##### Records to process #####

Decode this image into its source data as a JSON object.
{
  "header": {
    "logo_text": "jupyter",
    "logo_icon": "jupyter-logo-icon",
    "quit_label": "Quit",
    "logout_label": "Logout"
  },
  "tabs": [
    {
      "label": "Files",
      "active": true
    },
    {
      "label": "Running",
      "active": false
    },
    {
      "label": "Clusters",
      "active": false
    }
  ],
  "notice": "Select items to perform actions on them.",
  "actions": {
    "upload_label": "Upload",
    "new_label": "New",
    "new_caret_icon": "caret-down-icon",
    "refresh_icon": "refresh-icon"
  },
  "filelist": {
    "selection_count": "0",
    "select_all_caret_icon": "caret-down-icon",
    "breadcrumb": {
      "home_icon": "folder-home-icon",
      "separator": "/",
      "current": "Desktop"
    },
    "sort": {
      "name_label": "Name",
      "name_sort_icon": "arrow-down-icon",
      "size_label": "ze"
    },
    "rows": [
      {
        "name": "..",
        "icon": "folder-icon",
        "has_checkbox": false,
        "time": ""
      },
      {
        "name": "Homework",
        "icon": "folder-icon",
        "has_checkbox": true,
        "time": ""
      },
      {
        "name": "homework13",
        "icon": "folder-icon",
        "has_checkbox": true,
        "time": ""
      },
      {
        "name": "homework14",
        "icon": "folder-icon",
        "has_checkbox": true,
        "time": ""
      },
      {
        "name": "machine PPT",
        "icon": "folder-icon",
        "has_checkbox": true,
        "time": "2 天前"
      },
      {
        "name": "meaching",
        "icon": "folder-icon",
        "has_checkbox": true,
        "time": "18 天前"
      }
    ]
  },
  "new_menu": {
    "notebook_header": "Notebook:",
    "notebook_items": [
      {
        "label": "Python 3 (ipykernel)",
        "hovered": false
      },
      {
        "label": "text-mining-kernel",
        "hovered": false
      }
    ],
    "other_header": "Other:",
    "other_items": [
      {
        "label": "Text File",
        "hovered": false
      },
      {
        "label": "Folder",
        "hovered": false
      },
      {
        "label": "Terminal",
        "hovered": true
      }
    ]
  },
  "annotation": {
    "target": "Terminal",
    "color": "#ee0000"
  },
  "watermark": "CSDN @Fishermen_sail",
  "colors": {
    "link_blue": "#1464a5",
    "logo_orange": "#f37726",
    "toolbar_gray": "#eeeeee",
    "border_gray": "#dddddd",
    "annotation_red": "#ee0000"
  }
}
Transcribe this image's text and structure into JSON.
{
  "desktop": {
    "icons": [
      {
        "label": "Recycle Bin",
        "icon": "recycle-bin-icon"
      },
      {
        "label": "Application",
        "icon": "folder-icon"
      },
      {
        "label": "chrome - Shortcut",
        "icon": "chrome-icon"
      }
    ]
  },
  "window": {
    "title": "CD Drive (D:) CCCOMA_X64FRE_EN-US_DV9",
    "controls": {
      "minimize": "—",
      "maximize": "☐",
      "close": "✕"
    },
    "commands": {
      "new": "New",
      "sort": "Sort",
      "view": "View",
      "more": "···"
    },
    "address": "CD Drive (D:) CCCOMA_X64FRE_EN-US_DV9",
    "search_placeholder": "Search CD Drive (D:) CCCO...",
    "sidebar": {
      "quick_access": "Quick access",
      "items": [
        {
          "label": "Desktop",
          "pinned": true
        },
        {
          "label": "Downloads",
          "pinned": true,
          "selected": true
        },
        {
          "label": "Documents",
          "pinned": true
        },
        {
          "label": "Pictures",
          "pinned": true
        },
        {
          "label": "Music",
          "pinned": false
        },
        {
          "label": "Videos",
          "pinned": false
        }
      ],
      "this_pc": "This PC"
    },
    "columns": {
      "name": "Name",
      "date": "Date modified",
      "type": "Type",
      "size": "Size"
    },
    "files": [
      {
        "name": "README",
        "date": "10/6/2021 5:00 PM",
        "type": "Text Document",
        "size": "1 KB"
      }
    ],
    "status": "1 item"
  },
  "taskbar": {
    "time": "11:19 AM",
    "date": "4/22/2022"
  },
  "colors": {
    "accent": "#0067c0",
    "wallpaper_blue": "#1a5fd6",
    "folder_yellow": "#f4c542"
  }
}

#####

● Task details: Quote the material exactly, leaving nothing out.

● The reply:
Decode this image into its source data as a JSON object.
{
  "header": {
    "logo_text": "jupyter",
    "logo_icon": "jupyter-logo-icon",
    "quit_label": "Quit",
    "logout_label": "Logout"
  },
  "tabs": [
    {
      "label": "Files",
      "active": true
    },
    {
      "label": "Running",
      "active": false
    },
    {
      "label": "Clusters",
      "active": false
    }
  ],
  "notice": "Select items to perform actions on them.",
  "actions": {
    "upload_label": "Upload",
    "new_label": "New",
    "new_caret_icon": "caret-down-icon",
    "refresh_icon": "refresh-icon"
  },
  "filelist": {
    "selection_count": "0",
    "select_all_caret_icon": "caret-down-icon",
    "breadcrumb": {
      "home_icon": "folder-home-icon",
      "separator": "/",
      "current": "Desktop"
    },
    "sort": {
      "name_label": "Name",
      "name_sort_icon": "arrow-down-icon",
      "size_label": "ze"
    },
    "rows": [
      {
        "name": "..",
        "icon": "folder-icon",
        "has_checkbox": false,
        "time": ""
      },
      {
        "name": "Homework",
        "icon": "folder-icon",
        "has_checkbox": true,
        "time": ""
      },
      {
        "name": "homework13",
        "icon": "folder-icon",
        "has_checkbox": true,
        "time": ""
      },
      {
        "name": "homework14",
        "icon": "folder-icon",
        "has_checkbox": true,
        "time": ""
      },
      {
        "name": "machine PPT",
        "icon": "folder-icon",
        "has_checkbox": true,
        "time": "2 天前"
      },
      {
        "name": "meaching",
        "icon": "folder-icon",
        "has_checkbox": true,
        "time": "18 天前"
      }
    ]
  },
  "new_menu": {
    "notebook_header": "Notebook:",
    "notebook_items": [
      {
        "label": "Python 3 (ipykernel)",
        "hovered": false
      },
      {
        "label": "text-mining-kernel",
        "hovered": false
      }
    ],
    "other_header": "Other:",
    "other_items": [
      {
        "label": "Text File",
        "hovered": false
      },
      {
        "label": "Folder",
        "hovered": false
      },
      {
        "label": "Terminal",
        "hovered": true
      }
    ]
  },
  "annotation": {
    "target": "Terminal",
    "color": "#ee0000"
  },
  "watermark": "CSDN @Fishermen_sail",
  "colors": {
    "link_blue": "#1464a5",
    "logo_orange": "#f37726",
    "toolbar_gray": "#eeeeee",
    "border_gray": "#dddddd",
    "annotation_red": "#ee0000"
  }
}
Transcribe this image's text and structure into JSON.
{
  "desktop": {
    "icons": [
      {
        "label": "Recycle Bin",
        "icon": "recycle-bin-icon"
      },
      {
        "label": "Application",
        "icon": "folder-icon"
      },
      {
        "label": "chrome - Shortcut",
        "icon": "chrome-icon"
      }
    ]
  },
  "window": {
    "title": "CD Drive (D:) CCCOMA_X64FRE_EN-US_DV9",
    "controls": {
      "minimize": "—",
      "maximize": "☐",
      "close": "✕"
    },
    "commands": {
      "new": "New",
      "sort": "Sort",
      "view": "View",
      "more": "···"
    },
    "address": "CD Drive (D:) CCCOMA_X64FRE_EN-US_DV9",
    "search_placeholder": "Search CD Drive (D:) CCCO...",
    "sidebar": {
      "quick_access": "Quick access",
      "items": [
        {
          "label": "Desktop",
          "pinned": true
        },
        {
          "label": "Downloads",
          "pinned": true,
          "selected": true
        },
        {
          "label": "Documents",
          "pinned": true
        },
        {
          "label": "Pictures",
          "pinned": true
        },
        {
          "label": "Music",
          "pinned": false
        },
        {
          "label": "Videos",
          "pinned": false
        }
      ],
      "this_pc": "This PC"
    },
    "columns": {
      "name": "Name",
      "date": "Date modified",
      "type": "Type",
      "size": "Size"
    },
    "files": [
      {
        "name": "README",
        "date": "10/6/2021 5:00 PM",
        "type": "Text Document",
        "size": "1 KB"
      }
    ],
    "status": "1 item"
  },
  "taskbar": {
    "time": "11:19 AM",
    "date": "4/22/2022"
  },
  "colors": {
    "accent": "#0067c0",
    "wallpaper_blue": "#1a5fd6",
    "folder_yellow": "#f4c542"
  }
}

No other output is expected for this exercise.